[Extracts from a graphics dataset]

- - -

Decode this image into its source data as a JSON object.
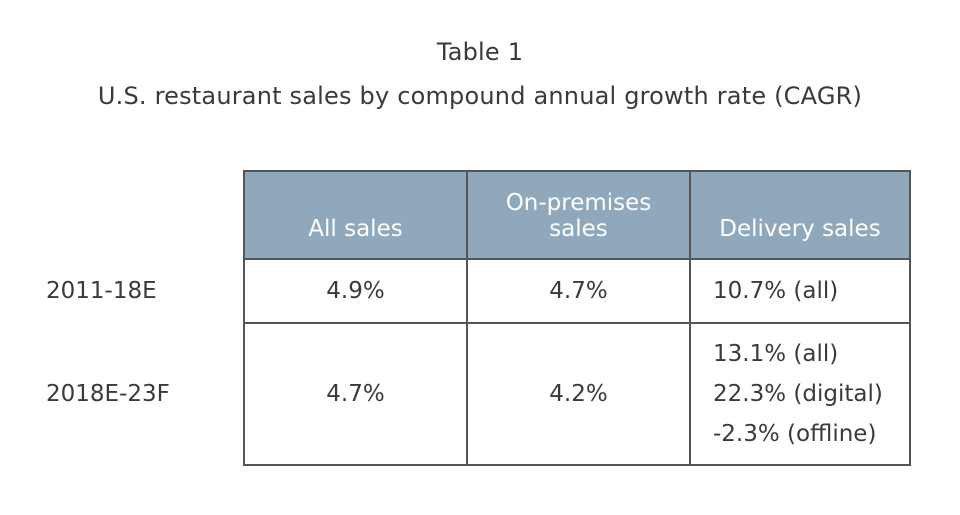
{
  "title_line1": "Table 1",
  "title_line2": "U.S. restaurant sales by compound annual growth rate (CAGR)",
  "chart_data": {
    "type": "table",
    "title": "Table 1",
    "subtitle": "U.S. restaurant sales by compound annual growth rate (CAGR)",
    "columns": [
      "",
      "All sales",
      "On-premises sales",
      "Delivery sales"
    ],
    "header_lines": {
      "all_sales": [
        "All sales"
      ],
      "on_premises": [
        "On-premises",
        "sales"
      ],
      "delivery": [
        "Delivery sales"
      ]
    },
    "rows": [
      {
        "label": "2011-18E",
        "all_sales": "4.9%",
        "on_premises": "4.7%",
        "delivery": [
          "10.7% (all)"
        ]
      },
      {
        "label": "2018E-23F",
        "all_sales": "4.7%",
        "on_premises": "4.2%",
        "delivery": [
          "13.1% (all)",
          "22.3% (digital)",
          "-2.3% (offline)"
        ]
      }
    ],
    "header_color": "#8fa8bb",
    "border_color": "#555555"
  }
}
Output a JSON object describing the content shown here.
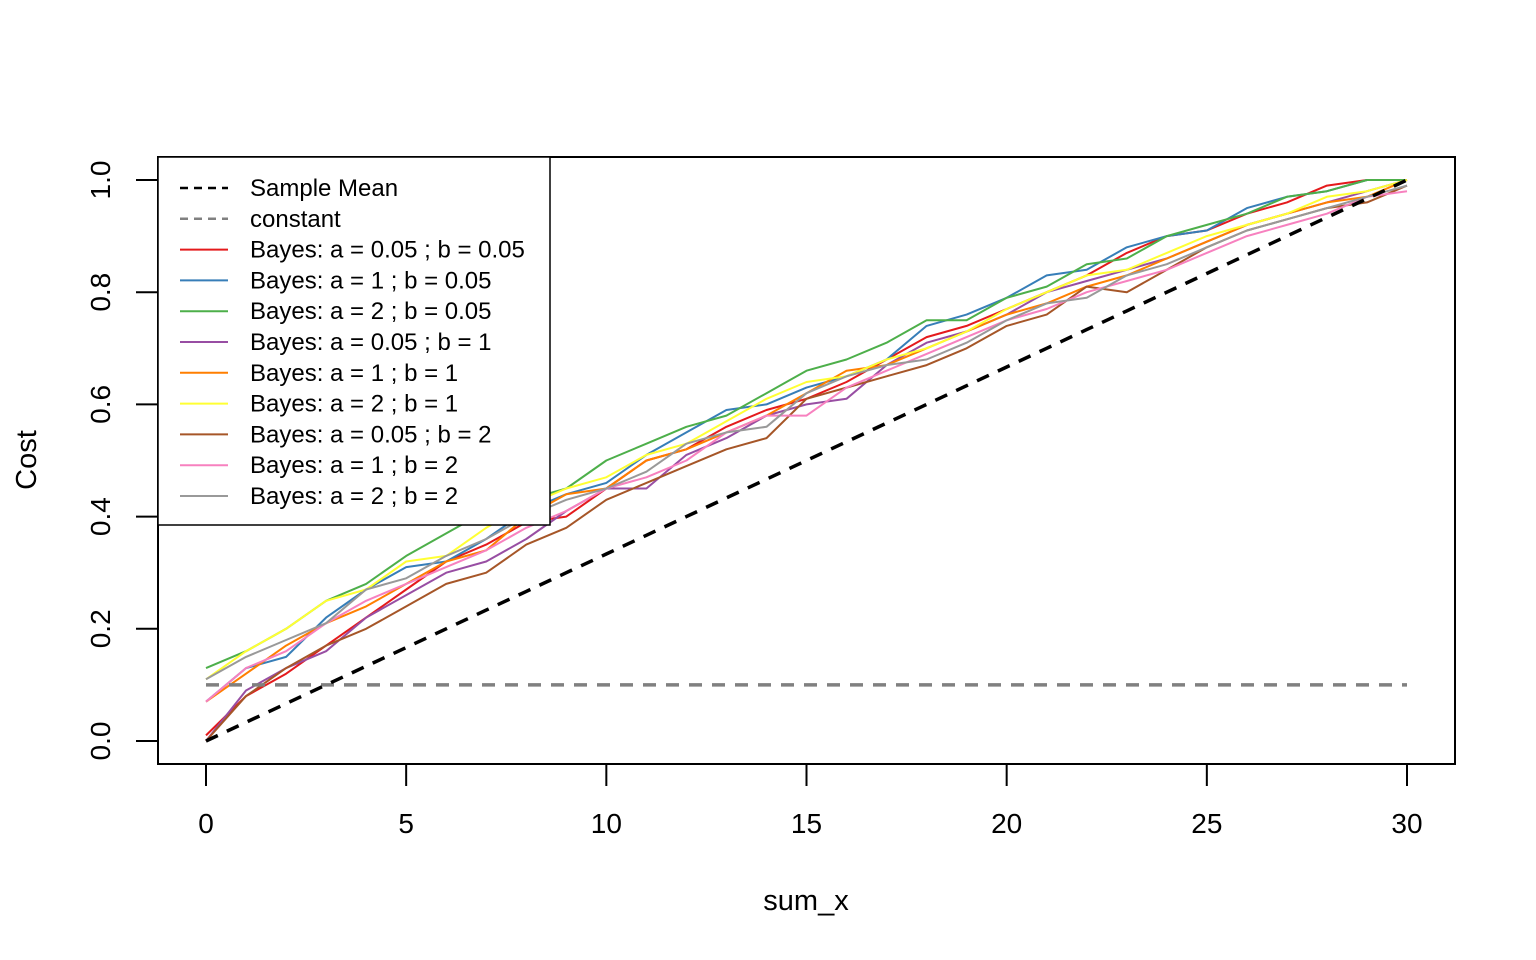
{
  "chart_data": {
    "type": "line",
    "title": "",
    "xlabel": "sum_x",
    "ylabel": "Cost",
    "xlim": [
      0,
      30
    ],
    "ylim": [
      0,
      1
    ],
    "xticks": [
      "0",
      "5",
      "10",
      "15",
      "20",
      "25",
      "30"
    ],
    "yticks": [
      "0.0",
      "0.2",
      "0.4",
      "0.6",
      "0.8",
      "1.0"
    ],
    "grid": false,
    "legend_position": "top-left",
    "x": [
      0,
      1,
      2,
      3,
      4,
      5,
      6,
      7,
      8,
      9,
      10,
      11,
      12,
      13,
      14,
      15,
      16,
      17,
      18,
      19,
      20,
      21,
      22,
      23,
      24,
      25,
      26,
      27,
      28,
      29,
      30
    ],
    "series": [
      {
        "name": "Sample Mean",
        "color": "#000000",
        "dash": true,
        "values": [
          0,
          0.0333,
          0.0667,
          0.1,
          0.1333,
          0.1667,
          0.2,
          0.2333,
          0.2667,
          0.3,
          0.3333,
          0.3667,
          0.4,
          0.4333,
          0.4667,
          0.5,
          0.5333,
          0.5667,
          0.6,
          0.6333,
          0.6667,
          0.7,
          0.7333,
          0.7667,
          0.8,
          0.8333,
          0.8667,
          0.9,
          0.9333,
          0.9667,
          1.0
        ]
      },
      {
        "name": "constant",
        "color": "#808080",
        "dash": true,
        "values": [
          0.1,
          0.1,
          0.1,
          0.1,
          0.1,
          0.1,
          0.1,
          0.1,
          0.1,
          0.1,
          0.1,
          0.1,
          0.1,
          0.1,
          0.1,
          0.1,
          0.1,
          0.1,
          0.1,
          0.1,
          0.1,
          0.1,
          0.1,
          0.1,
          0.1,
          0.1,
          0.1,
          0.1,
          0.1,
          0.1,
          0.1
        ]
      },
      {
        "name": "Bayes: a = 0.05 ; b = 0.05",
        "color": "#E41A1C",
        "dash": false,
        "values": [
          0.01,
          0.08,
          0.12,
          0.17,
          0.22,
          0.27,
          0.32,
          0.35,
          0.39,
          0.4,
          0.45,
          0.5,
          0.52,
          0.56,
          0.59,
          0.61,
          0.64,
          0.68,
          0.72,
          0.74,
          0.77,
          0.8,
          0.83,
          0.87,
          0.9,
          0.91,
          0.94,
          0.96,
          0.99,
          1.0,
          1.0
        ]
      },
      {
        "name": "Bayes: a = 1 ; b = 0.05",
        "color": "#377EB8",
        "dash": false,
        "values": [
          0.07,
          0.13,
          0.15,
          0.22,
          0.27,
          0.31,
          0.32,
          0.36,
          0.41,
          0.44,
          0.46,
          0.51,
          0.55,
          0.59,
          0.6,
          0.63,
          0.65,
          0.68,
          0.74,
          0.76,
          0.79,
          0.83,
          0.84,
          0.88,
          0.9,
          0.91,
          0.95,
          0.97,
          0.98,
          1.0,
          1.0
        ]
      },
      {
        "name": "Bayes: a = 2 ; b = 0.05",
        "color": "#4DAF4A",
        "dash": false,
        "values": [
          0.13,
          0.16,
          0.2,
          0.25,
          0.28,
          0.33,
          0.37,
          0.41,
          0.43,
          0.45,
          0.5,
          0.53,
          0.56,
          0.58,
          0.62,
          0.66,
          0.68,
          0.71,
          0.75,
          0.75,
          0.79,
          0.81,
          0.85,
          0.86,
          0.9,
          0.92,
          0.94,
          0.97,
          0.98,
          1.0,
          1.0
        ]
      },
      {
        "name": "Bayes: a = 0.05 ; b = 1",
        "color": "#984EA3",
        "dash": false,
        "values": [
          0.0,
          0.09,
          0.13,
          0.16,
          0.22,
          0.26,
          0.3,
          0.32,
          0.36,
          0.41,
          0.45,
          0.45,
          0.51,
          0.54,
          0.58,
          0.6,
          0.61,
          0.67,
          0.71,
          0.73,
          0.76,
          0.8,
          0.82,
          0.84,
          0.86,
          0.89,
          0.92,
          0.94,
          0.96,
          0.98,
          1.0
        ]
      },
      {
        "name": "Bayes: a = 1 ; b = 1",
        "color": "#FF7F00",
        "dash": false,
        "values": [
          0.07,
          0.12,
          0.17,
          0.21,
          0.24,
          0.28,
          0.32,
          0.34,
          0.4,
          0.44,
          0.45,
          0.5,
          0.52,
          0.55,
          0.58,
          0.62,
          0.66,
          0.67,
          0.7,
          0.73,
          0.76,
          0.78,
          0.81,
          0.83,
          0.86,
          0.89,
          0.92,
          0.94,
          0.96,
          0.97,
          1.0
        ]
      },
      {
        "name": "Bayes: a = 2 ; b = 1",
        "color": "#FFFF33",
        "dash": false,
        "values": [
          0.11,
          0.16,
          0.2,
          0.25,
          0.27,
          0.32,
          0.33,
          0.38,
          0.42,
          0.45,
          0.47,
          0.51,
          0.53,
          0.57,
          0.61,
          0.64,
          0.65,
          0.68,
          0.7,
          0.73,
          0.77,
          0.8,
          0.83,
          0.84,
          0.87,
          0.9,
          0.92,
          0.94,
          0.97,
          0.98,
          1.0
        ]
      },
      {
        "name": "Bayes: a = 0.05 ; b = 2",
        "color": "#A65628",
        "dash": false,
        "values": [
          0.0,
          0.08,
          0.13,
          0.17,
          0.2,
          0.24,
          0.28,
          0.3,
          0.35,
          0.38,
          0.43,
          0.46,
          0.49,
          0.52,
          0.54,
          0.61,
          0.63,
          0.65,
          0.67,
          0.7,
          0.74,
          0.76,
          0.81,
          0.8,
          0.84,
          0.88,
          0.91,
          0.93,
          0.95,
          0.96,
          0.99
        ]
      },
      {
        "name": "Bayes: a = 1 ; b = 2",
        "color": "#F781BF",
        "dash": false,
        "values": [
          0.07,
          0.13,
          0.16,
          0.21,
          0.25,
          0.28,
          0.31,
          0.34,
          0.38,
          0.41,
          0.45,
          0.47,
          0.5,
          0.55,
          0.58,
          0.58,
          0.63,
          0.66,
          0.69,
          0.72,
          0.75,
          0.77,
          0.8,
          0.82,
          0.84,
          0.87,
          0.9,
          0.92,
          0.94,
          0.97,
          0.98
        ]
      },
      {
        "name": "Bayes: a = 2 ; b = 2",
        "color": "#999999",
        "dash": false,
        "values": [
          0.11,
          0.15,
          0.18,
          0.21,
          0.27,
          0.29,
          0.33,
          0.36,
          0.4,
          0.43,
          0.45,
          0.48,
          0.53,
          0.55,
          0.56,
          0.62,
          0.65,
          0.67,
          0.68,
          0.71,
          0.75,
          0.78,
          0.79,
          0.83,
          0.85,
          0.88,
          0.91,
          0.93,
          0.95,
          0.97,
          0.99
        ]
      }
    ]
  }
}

- - -

Which lines include "rate"? Copy each of them out.

**Exercise output**
  "title_line2": "U.S. restaurant sales by compound annual growth rate (CAGR)",
    "subtitle": "U.S. restaurant sales by compound annual growth rate (CAGR)",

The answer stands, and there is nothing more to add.